**WHAT YOU NEED TO DO:** Write out each entry, exactly the way it appears.
── DATA
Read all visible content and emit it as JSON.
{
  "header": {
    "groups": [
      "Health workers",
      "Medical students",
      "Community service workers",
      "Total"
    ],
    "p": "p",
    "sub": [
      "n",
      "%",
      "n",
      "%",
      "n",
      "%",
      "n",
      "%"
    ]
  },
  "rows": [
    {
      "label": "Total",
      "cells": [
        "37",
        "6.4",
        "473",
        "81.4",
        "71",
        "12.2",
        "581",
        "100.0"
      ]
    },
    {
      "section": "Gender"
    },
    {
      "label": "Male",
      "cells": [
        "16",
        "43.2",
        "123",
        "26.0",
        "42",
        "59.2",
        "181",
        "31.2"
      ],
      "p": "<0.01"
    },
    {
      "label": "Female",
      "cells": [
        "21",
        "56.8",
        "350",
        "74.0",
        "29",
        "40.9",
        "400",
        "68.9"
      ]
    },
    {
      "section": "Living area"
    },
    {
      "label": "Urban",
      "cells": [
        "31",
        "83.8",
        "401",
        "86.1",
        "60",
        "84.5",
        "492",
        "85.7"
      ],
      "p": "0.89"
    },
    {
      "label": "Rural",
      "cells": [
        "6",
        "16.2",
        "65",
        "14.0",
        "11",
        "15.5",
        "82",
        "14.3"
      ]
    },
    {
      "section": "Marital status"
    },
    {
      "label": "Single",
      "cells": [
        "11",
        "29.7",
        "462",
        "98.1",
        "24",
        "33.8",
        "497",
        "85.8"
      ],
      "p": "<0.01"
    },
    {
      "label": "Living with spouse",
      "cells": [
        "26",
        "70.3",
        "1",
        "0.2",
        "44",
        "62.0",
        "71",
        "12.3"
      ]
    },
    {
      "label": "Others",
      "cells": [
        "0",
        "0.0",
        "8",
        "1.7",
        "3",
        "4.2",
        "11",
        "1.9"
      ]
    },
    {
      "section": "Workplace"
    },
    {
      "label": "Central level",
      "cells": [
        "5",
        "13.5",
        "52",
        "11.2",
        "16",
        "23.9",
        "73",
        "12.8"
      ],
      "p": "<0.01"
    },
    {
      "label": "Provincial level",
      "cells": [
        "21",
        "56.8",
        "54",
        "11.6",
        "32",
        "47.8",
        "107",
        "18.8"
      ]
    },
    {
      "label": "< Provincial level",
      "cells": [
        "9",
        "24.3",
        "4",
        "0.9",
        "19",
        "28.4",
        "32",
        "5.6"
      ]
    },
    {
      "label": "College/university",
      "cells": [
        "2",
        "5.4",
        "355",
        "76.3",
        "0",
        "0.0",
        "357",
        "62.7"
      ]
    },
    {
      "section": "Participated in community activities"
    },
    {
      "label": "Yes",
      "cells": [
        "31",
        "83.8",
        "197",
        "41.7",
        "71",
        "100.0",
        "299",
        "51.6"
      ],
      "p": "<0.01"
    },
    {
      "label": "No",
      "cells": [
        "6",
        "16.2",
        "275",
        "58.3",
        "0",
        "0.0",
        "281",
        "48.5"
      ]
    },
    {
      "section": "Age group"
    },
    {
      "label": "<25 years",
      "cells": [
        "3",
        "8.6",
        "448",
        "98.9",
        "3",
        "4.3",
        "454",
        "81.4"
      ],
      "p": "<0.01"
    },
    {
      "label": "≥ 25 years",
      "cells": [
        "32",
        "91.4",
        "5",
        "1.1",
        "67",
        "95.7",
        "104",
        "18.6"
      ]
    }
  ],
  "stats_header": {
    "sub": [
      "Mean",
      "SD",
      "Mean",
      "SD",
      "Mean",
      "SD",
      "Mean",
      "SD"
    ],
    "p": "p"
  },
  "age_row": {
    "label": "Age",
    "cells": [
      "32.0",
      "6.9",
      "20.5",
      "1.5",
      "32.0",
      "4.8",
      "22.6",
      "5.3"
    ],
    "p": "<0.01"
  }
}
────
**CORRECT ANSWER:**
Read all visible content and emit it as JSON.
{
  "header": {
    "groups": [
      "Health workers",
      "Medical students",
      "Community service workers",
      "Total"
    ],
    "p": "p",
    "sub": [
      "n",
      "%",
      "n",
      "%",
      "n",
      "%",
      "n",
      "%"
    ]
  },
  "rows": [
    {
      "label": "Total",
      "cells": [
        "37",
        "6.4",
        "473",
        "81.4",
        "71",
        "12.2",
        "581",
        "100.0"
      ]
    },
    {
      "section": "Gender"
    },
    {
      "label": "Male",
      "cells": [
        "16",
        "43.2",
        "123",
        "26.0",
        "42",
        "59.2",
        "181",
        "31.2"
      ],
      "p": "<0.01"
    },
    {
      "label": "Female",
      "cells": [
        "21",
        "56.8",
        "350",
        "74.0",
        "29",
        "40.9",
        "400",
        "68.9"
      ]
    },
    {
      "section": "Living area"
    },
    {
      "label": "Urban",
      "cells": [
        "31",
        "83.8",
        "401",
        "86.1",
        "60",
        "84.5",
        "492",
        "85.7"
      ],
      "p": "0.89"
    },
    {
      "label": "Rural",
      "cells": [
        "6",
        "16.2",
        "65",
        "14.0",
        "11",
        "15.5",
        "82",
        "14.3"
      ]
    },
    {
      "section": "Marital status"
    },
    {
      "label": "Single",
      "cells": [
        "11",
        "29.7",
        "462",
        "98.1",
        "24",
        "33.8",
        "497",
        "85.8"
      ],
      "p": "<0.01"
    },
    {
      "label": "Living with spouse",
      "cells": [
        "26",
        "70.3",
        "1",
        "0.2",
        "44",
        "62.0",
        "71",
        "12.3"
      ]
    },
    {
      "label": "Others",
      "cells": [
        "0",
        "0.0",
        "8",
        "1.7",
        "3",
        "4.2",
        "11",
        "1.9"
      ]
    },
    {
      "section": "Workplace"
    },
    {
      "label": "Central level",
      "cells": [
        "5",
        "13.5",
        "52",
        "11.2",
        "16",
        "23.9",
        "73",
        "12.8"
      ],
      "p": "<0.01"
    },
    {
      "label": "Provincial level",
      "cells": [
        "21",
        "56.8",
        "54",
        "11.6",
        "32",
        "47.8",
        "107",
        "18.8"
      ]
    },
    {
      "label": "< Provincial level",
      "cells": [
        "9",
        "24.3",
        "4",
        "0.9",
        "19",
        "28.4",
        "32",
        "5.6"
      ]
    },
    {
      "label": "College/university",
      "cells": [
        "2",
        "5.4",
        "355",
        "76.3",
        "0",
        "0.0",
        "357",
        "62.7"
      ]
    },
    {
      "section": "Participated in community activities"
    },
    {
      "label": "Yes",
      "cells": [
        "31",
        "83.8",
        "197",
        "41.7",
        "71",
        "100.0",
        "299",
        "51.6"
      ],
      "p": "<0.01"
    },
    {
      "label": "No",
      "cells": [
        "6",
        "16.2",
        "275",
        "58.3",
        "0",
        "0.0",
        "281",
        "48.5"
      ]
    },
    {
      "section": "Age group"
    },
    {
      "label": "<25 years",
      "cells": [
        "3",
        "8.6",
        "448",
        "98.9",
        "3",
        "4.3",
        "454",
        "81.4"
      ],
      "p": "<0.01"
    },
    {
      "label": "≥ 25 years",
      "cells": [
        "32",
        "91.4",
        "5",
        "1.1",
        "67",
        "95.7",
        "104",
        "18.6"
      ]
    }
  ],
  "stats_header": {
    "sub": [
      "Mean",
      "SD",
      "Mean",
      "SD",
      "Mean",
      "SD",
      "Mean",
      "SD"
    ],
    "p": "p"
  },
  "age_row": {
    "label": "Age",
    "cells": [
      "32.0",
      "6.9",
      "20.5",
      "1.5",
      "32.0",
      "4.8",
      "22.6",
      "5.3"
    ],
    "p": "<0.01"
  }
}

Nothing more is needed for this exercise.